- **SHORT PROBLEM**: Check each line of the material. Copy those containing "about".

- **Extracted records**:
● ● ● ● ●

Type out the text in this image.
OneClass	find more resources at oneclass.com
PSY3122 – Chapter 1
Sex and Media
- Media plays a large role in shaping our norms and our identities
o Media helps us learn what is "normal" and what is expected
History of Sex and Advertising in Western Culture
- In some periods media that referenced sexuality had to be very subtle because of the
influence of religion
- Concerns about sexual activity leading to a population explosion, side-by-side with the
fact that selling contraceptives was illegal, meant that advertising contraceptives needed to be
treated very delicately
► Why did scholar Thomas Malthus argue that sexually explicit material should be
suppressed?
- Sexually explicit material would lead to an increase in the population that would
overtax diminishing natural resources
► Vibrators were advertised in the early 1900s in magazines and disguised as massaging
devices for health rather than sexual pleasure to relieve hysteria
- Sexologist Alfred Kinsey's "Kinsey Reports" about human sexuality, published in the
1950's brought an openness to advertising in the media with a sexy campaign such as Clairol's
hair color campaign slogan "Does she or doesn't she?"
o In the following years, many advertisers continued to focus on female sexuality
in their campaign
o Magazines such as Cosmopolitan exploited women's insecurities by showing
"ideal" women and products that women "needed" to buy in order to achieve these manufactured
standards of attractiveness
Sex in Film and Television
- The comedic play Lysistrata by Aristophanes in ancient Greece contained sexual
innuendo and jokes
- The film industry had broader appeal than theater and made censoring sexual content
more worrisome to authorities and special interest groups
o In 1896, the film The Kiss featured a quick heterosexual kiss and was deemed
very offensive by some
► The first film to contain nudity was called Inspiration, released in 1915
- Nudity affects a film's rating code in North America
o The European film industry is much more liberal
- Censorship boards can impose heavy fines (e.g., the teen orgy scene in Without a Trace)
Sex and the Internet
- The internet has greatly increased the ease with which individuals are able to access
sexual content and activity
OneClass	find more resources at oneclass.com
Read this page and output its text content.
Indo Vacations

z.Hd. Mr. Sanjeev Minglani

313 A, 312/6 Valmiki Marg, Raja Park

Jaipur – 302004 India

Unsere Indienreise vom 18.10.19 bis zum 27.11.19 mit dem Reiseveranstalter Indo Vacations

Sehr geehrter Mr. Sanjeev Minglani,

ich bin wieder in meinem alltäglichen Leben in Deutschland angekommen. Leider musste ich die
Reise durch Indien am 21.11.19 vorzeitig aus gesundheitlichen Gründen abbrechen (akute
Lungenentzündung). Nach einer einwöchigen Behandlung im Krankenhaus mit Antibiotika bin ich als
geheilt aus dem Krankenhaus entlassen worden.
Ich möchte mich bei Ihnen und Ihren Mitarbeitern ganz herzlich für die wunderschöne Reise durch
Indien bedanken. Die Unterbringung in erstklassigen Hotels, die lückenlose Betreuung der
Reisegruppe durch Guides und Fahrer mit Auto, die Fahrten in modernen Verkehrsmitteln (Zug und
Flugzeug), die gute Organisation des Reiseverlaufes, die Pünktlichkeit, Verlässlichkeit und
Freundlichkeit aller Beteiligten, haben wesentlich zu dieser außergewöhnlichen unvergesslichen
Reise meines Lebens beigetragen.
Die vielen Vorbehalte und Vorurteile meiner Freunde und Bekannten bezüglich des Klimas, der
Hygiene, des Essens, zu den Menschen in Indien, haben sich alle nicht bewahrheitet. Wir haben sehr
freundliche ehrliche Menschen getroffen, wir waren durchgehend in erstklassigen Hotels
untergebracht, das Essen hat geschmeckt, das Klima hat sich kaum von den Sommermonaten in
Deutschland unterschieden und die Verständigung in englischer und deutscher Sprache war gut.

● ● ● ● ●

- **EXERCISE SOLUTION**:
- Concerns about sexual activity leading to a population explosion, side-by-side with the
- Sexologist Alfred Kinsey's "Kinsey Reports" about human sexuality, published in the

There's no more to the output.